* **PROBLEM TO WORK ON**: For the data below, report the number of lines that contain the string "neil" and nothing else.

(Collected data)
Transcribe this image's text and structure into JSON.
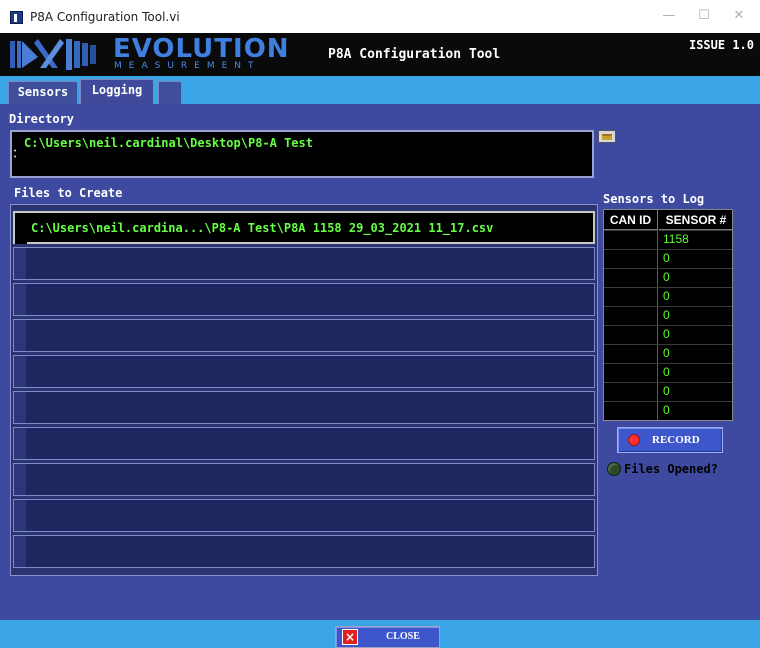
{
  "window": {
    "title": "P8A Configuration Tool.vi",
    "minimize_glyph": "—",
    "maximize_glyph": "☐",
    "close_glyph": "✕"
  },
  "header": {
    "logo_main": "EVOLUTION",
    "logo_sub": "MEASUREMENT",
    "app_title": "P8A Configuration Tool",
    "issue": "ISSUE 1.0"
  },
  "tabs": [
    {
      "label": "Sensors",
      "active": false
    },
    {
      "label": "Logging",
      "active": true
    }
  ],
  "directory": {
    "label": "Directory",
    "value": "C:\\Users\\neil.cardinal\\Desktop\\P8-A Test"
  },
  "files": {
    "label": "Files to Create",
    "items": [
      "C:\\Users\\neil.cardina...\\P8-A Test\\P8A 1158 29_03_2021 11_17.csv",
      "",
      "",
      "",
      "",
      "",
      "",
      "",
      "",
      ""
    ]
  },
  "sensors": {
    "label": "Sensors to Log",
    "col_can_id": "CAN ID",
    "col_sensor": "SENSOR #",
    "values": [
      "1158",
      "0",
      "0",
      "0",
      "0",
      "0",
      "0",
      "0",
      "0",
      "0"
    ]
  },
  "record_button": "RECORD",
  "files_opened": "Files Opened?",
  "close_button": "CLOSE",
  "colors": {
    "accent_blue": "#3aa6e6",
    "panel": "#3d4aa0",
    "path_green": "#66ff44",
    "record_led": "#ff3030"
  },
  "icons": [
    "app-icon",
    "logo-mark",
    "folder-icon",
    "record-led-icon",
    "status-led-icon",
    "close-x-icon"
  ]
}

* **RESULT BELOW**: 2